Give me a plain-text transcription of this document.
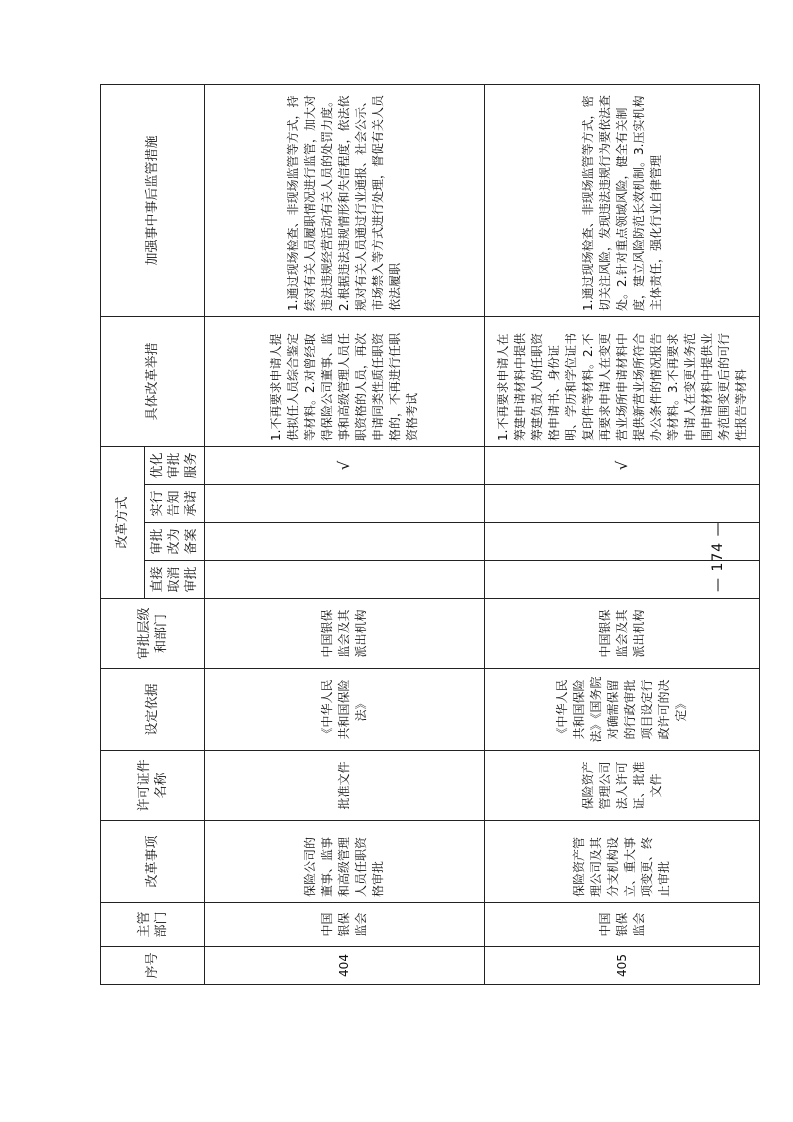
序号	主管部门	改革事项	许可证件名称	设定依据	审批层级和部门	改革方式				具体改革举措	加强事中事后监管措施
						直接取消审批	审批改为备案	实行告知承诺	优化审批服务		
404	中国银保监会	保险公司的董事、监事和高级管理人员任职资格审批	批准文件	《中华人民共和国保险法》	中国银保监会及其派出机构				√	1.不再要求申请人提供拟任人员综合鉴定等材料。2.对曾经取得保险公司董事、监事和高级管理人员任职资格的人员，再次申请同类性质任职资格的，不再进行任职资格考试	1.通过现场检查、非现场监管等方式，持续对有关人员履职情况进行监管，加大对违法违规经营活动有关人员的处罚力度。2.根据违法违规情形和失信程度，依法依规对有关人员通过行业通报、社会公示、市场禁入等方式进行处理，督促有关人员依法履职
405	中国银保监会	保险资产管理公司及其分支机构设立、重大事项变更、终止审批	保险资产管理公司法人许可证、批准文件	《中华人民共和国保险法》《国务院对确需保留的行政审批项目设定行政许可的决定》	中国银保监会及其派出机构				√	1.不再要求申请人在筹建申请材料中提供筹建负责人的任职资格申请书、身份证明、学历和学位证书复印件等材料。2.不再要求申请人在变更营业场所申请材料中提供新营业场所符合办公条件的情况报告等材料。3.不再要求申请人在变更业务范围申请材料中提供业务范围变更后的可行性报告等材料	1.通过现场检查、非现场监管等方式，密切关注风险，发现违法违规行为要依法查处。2.针对重点领域风险，健全有关制度，建立风险防范长效机制。3.压实机构主体责任，强化行业自律管理
— 174 —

Directions - Print every entry exactly as written, without the pictures.

Reply to the exercise -
Give me a plain-text transcription of this document.
序号	主管部门	改革事项	许可证件名称	设定依据	审批层级和部门	改革方式				具体改革举措	加强事中事后监管措施
						直接取消审批	审批改为备案	实行告知承诺	优化审批服务		
404	中国银保监会	保险公司的董事、监事和高级管理人员任职资格审批	批准文件	《中华人民共和国保险法》	中国银保监会及其派出机构				√	1.不再要求申请人提供拟任人员综合鉴定等材料。2.对曾经取得保险公司董事、监事和高级管理人员任职资格的人员，再次申请同类性质任职资格的，不再进行任职资格考试	1.通过现场检查、非现场监管等方式，持续对有关人员履职情况进行监管，加大对违法违规经营活动有关人员的处罚力度。2.根据违法违规情形和失信程度，依法依规对有关人员通过行业通报、社会公示、市场禁入等方式进行处理，督促有关人员依法履职
405	中国银保监会	保险资产管理公司及其分支机构设立、重大事项变更、终止审批	保险资产管理公司法人许可证、批准文件	《中华人民共和国保险法》《国务院对确需保留的行政审批项目设定行政许可的决定》	中国银保监会及其派出机构				√	1.不再要求申请人在筹建申请材料中提供筹建负责人的任职资格申请书、身份证明、学历和学位证书复印件等材料。2.不再要求申请人在变更营业场所申请材料中提供新营业场所符合办公条件的情况报告等材料。3.不再要求申请人在变更业务范围申请材料中提供业务范围变更后的可行性报告等材料	1.通过现场检查、非现场监管等方式，密切关注风险，发现违法违规行为要依法查处。2.针对重点领域风险，健全有关制度，建立风险防范长效机制。3.压实机构主体责任，强化行业自律管理
— 174 —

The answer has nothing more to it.